**PROBLEM DESCRIPTION**
Provide the records once more, identical to the original.

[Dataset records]
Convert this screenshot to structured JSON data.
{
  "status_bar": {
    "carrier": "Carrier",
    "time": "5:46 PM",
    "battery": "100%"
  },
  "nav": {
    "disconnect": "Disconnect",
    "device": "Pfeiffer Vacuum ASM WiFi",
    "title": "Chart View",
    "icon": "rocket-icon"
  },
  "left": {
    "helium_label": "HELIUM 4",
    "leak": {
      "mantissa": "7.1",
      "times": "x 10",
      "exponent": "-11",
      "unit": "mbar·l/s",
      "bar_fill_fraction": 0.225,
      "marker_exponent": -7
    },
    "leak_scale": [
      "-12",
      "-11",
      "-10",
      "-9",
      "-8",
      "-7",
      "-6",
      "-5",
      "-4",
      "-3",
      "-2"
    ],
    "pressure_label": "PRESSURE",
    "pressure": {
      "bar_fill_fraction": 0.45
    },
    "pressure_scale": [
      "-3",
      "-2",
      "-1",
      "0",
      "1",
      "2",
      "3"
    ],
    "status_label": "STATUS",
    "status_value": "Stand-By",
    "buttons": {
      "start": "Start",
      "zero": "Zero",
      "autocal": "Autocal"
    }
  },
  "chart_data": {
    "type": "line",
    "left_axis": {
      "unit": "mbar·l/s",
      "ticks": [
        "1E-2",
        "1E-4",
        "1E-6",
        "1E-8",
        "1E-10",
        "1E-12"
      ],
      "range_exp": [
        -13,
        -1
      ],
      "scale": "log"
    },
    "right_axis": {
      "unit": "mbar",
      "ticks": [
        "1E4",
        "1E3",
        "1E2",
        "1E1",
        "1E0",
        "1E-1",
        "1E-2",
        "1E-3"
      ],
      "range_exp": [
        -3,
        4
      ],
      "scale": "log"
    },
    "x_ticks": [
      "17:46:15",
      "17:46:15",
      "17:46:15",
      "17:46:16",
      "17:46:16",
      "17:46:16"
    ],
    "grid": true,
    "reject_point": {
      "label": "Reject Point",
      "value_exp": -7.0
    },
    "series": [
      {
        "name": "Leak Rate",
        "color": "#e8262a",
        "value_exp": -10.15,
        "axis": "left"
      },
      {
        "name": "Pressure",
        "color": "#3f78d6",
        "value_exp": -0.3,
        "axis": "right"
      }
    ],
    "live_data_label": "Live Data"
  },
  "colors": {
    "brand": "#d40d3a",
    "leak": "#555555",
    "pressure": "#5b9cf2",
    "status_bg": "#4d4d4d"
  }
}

**PROBLEM SOLUTION**
Convert this screenshot to structured JSON data.
{
  "status_bar": {
    "carrier": "Carrier",
    "time": "5:46 PM",
    "battery": "100%"
  },
  "nav": {
    "disconnect": "Disconnect",
    "device": "Pfeiffer Vacuum ASM WiFi",
    "title": "Chart View",
    "icon": "rocket-icon"
  },
  "left": {
    "helium_label": "HELIUM 4",
    "leak": {
      "mantissa": "7.1",
      "times": "x 10",
      "exponent": "-11",
      "unit": "mbar·l/s",
      "bar_fill_fraction": 0.225,
      "marker_exponent": -7
    },
    "leak_scale": [
      "-12",
      "-11",
      "-10",
      "-9",
      "-8",
      "-7",
      "-6",
      "-5",
      "-4",
      "-3",
      "-2"
    ],
    "pressure_label": "PRESSURE",
    "pressure": {
      "bar_fill_fraction": 0.45
    },
    "pressure_scale": [
      "-3",
      "-2",
      "-1",
      "0",
      "1",
      "2",
      "3"
    ],
    "status_label": "STATUS",
    "status_value": "Stand-By",
    "buttons": {
      "start": "Start",
      "zero": "Zero",
      "autocal": "Autocal"
    }
  },
  "chart_data": {
    "type": "line",
    "left_axis": {
      "unit": "mbar·l/s",
      "ticks": [
        "1E-2",
        "1E-4",
        "1E-6",
        "1E-8",
        "1E-10",
        "1E-12"
      ],
      "range_exp": [
        -13,
        -1
      ],
      "scale": "log"
    },
    "right_axis": {
      "unit": "mbar",
      "ticks": [
        "1E4",
        "1E3",
        "1E2",
        "1E1",
        "1E0",
        "1E-1",
        "1E-2",
        "1E-3"
      ],
      "range_exp": [
        -3,
        4
      ],
      "scale": "log"
    },
    "x_ticks": [
      "17:46:15",
      "17:46:15",
      "17:46:15",
      "17:46:16",
      "17:46:16",
      "17:46:16"
    ],
    "grid": true,
    "reject_point": {
      "label": "Reject Point",
      "value_exp": -7.0
    },
    "series": [
      {
        "name": "Leak Rate",
        "color": "#e8262a",
        "value_exp": -10.15,
        "axis": "left"
      },
      {
        "name": "Pressure",
        "color": "#3f78d6",
        "value_exp": -0.3,
        "axis": "right"
      }
    ],
    "live_data_label": "Live Data"
  },
  "colors": {
    "brand": "#d40d3a",
    "leak": "#555555",
    "pressure": "#5b9cf2",
    "status_bg": "#4d4d4d"
  }
}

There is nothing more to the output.